## Task requirements
Search the listing for the string "segundos" and copy every line that contains it.

-- Start of Given records --

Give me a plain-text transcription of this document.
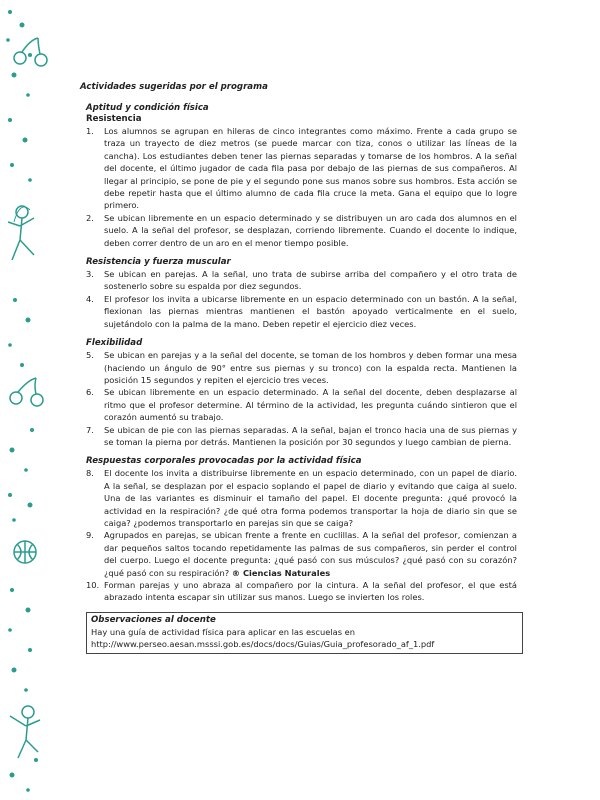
Actividades sugeridas por el programa
Aptitud y condición física
Resistencia
1. Los alumnos se agrupan en hileras de cinco integrantes como máximo. Frente a cada grupo se traza un trayecto de diez metros (se puede marcar con tiza, conos o utilizar las líneas de la cancha). Los estudiantes deben tener las piernas separadas y tomarse de los hombros. A la señal del docente, el último jugador de cada fila pasa por debajo de las piernas de sus compañeros. Al llegar al principio, se pone de pie y el segundo pone sus manos sobre sus hombros. Esta acción se debe repetir hasta que el último alumno de cada fila cruce la meta. Gana el equipo que lo logre primero.
2. Se ubican libremente en un espacio determinado y se distribuyen un aro cada dos alumnos en el suelo. A la señal del profesor, se desplazan, corriendo libremente. Cuando el docente lo indique, deben correr dentro de un aro en el menor tiempo posible.
Resistencia y fuerza muscular
3. Se ubican en parejas. A la señal, uno trata de subirse arriba del compañero y el otro trata de sostenerlo sobre su espalda por diez segundos.
4. El profesor los invita a ubicarse libremente en un espacio determinado con un bastón. A la señal, flexionan las piernas mientras mantienen el bastón apoyado verticalmente en el suelo, sujetándolo con la palma de la mano. Deben repetir el ejercicio diez veces.
Flexibilidad
5. Se ubican en parejas y a la señal del docente, se toman de los hombros y deben formar una mesa (haciendo un ángulo de 90° entre sus piernas y su tronco) con la espalda recta. Mantienen la posición 15 segundos y repiten el ejercicio tres veces.
6. Se ubican libremente en un espacio determinado. A la señal del docente, deben desplazarse al ritmo que el profesor determine. Al término de la actividad, les pregunta cuándo sintieron que el corazón aumentó su trabajo.
7. Se ubican de pie con las piernas separadas. A la señal, bajan el tronco hacia una de sus piernas y se toman la pierna por detrás. Mantienen la posición por 30 segundos y luego cambian de pierna.
Respuestas corporales provocadas por la actividad física
8. El docente los invita a distribuirse libremente en un espacio determinado, con un papel de diario. A la señal, se desplazan por el espacio soplando el papel de diario y evitando que caiga al suelo. Una de las variantes es disminuir el tamaño del papel. El docente pregunta: ¿qué provocó la actividad en la respiración? ¿de qué otra forma podemos transportar la hoja de diario sin que se caiga? ¿podemos transportarlo en parejas sin que se caiga?
9. Agrupados en parejas, se ubican frente a frente en cuclillas. A la señal del profesor, comienzan a dar pequeños saltos tocando repetidamente las palmas de sus compañeros, sin perder el control del cuerpo. Luego el docente pregunta: ¿qué pasó con sus músculos? ¿qué pasó con su corazón? ¿qué pasó con su respiración? ® Ciencias Naturales
10. Forman parejas y uno abraza al compañero por la cintura. A la señal del profesor, el que está abrazado intenta escapar sin utilizar sus manos. Luego se invierten los roles.
Observaciones al docente
Hay una guía de actividad física para aplicar en las escuelas en
http://www.perseo.aesan.msssi.gob.es/docs/docs/Guias/Guia_profesorado_af_1.pdf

-- End of Given records --

## Reply
3. Se ubican en parejas. A la señal, uno trata de subirse arriba del compañero y el otro trata de sostenerlo sobre su espalda por diez segundos.
5. Se ubican en parejas y a la señal del docente, se toman de los hombros y deben formar una mesa (haciendo un ángulo de 90° entre sus piernas y su tronco) con la espalda recta. Mantienen la posición 15 segundos y repiten el ejercicio tres veces.
7. Se ubican de pie con las piernas separadas. A la señal, bajan el tronco hacia una de sus piernas y se toman la pierna por detrás. Mantienen la posición por 30 segundos y luego cambian de pierna.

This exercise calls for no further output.